# [Records about charts and figures]

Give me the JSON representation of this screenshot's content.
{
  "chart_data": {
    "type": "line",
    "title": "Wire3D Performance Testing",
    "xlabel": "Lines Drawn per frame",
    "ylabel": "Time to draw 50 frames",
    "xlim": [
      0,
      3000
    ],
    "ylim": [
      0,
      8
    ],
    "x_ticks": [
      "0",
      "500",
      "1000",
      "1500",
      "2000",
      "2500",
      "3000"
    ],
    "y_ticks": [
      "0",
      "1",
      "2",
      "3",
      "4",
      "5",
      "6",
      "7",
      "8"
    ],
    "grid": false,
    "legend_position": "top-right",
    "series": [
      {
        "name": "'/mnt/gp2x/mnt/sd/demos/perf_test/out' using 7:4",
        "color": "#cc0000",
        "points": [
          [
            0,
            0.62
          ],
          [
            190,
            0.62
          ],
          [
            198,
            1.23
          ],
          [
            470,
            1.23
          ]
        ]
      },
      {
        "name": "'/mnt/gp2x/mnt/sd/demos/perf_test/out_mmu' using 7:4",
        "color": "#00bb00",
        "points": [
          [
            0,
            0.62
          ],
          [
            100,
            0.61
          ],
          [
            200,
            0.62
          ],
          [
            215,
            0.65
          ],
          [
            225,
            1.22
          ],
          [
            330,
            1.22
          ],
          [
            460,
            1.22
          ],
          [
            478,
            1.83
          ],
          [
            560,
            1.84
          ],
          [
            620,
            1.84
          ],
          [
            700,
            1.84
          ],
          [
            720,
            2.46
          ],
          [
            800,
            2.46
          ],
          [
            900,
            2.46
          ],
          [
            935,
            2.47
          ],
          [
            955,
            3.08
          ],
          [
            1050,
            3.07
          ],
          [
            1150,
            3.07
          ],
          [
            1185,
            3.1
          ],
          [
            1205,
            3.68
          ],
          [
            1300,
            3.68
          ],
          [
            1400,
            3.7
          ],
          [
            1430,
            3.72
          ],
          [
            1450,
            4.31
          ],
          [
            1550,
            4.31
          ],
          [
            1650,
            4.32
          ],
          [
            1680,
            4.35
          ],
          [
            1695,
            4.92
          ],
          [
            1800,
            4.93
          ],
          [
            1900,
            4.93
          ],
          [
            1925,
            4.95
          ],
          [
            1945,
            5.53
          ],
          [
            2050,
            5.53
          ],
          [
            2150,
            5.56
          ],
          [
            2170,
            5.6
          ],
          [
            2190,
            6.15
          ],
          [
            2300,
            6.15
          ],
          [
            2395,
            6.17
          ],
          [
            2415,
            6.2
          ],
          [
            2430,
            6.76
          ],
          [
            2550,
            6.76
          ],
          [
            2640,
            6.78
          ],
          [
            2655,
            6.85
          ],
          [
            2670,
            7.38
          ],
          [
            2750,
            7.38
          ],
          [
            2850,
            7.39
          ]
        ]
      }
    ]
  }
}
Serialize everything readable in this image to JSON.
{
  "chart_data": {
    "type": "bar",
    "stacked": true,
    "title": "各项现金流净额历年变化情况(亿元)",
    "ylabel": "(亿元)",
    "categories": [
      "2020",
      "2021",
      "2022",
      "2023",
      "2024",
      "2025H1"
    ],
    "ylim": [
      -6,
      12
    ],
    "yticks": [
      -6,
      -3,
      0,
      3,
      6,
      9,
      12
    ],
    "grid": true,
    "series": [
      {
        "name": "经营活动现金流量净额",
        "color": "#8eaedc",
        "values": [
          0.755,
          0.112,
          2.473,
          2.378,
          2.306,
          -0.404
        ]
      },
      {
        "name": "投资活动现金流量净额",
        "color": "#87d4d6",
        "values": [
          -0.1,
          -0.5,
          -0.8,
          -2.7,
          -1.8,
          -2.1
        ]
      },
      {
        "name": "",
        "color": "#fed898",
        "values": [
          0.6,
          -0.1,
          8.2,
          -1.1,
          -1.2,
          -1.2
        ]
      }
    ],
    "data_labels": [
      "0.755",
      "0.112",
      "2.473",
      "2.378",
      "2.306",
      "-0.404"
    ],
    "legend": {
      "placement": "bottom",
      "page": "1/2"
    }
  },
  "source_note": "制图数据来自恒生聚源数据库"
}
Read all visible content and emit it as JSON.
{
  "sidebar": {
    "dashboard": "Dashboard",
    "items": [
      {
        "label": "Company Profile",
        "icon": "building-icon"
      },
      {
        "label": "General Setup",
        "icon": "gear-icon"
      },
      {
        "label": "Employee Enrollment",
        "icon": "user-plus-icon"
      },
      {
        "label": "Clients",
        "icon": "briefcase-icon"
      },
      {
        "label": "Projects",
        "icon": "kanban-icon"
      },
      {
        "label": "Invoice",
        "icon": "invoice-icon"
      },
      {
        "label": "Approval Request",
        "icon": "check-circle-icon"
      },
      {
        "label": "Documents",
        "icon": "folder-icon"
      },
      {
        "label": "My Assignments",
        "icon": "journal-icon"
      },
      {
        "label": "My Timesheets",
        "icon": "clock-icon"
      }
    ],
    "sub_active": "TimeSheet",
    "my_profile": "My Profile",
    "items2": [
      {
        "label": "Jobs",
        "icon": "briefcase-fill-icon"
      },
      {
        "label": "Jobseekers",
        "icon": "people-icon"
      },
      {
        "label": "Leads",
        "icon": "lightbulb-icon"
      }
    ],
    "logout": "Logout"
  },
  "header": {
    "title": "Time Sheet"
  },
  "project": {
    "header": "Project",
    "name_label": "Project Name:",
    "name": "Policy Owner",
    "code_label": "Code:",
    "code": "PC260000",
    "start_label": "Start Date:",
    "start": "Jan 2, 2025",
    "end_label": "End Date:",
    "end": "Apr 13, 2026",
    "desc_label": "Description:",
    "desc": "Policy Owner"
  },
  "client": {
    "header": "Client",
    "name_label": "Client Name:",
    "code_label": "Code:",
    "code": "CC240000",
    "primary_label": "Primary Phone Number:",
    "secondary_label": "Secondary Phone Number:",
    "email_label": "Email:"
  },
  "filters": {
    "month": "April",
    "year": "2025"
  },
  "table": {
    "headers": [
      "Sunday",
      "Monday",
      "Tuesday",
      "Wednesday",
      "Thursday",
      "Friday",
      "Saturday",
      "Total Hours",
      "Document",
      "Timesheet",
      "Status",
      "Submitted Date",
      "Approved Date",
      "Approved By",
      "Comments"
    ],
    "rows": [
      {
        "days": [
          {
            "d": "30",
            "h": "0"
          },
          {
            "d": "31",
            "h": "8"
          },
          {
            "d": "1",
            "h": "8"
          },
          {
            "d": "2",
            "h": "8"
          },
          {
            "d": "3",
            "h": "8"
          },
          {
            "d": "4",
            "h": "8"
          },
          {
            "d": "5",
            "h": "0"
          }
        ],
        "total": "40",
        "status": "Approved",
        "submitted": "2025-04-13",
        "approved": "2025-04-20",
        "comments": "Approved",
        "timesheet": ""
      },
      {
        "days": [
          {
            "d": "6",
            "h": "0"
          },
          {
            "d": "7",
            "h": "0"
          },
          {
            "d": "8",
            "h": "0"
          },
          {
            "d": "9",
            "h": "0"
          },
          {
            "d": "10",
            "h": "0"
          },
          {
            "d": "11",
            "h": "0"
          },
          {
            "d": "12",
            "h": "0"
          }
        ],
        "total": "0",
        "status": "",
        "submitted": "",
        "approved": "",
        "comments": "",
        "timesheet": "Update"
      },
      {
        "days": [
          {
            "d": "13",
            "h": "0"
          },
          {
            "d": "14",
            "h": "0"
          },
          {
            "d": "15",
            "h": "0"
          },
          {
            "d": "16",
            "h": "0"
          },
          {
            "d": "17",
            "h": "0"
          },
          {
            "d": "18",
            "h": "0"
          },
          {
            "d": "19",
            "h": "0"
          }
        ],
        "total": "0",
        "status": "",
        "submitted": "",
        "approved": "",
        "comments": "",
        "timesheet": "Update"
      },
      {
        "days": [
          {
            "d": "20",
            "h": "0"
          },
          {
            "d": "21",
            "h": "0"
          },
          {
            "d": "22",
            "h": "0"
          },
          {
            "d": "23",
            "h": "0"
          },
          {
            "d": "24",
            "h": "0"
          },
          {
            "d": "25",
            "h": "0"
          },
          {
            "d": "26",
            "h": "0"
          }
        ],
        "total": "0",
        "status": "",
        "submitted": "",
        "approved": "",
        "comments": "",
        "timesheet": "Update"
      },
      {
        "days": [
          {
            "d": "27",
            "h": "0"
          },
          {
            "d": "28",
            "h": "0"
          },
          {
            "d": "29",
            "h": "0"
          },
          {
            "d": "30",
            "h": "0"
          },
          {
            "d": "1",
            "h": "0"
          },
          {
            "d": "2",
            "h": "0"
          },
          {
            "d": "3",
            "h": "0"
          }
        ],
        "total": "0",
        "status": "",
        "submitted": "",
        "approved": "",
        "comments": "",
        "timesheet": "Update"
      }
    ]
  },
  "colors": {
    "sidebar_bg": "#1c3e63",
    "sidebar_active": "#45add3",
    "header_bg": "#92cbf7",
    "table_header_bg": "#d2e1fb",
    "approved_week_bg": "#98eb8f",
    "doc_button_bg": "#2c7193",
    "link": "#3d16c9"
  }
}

# [TASK DETAILS]
Find every line in the records that has the string "Policy", then state how many there are and nothing else.

# [FULL OUTPUT]
2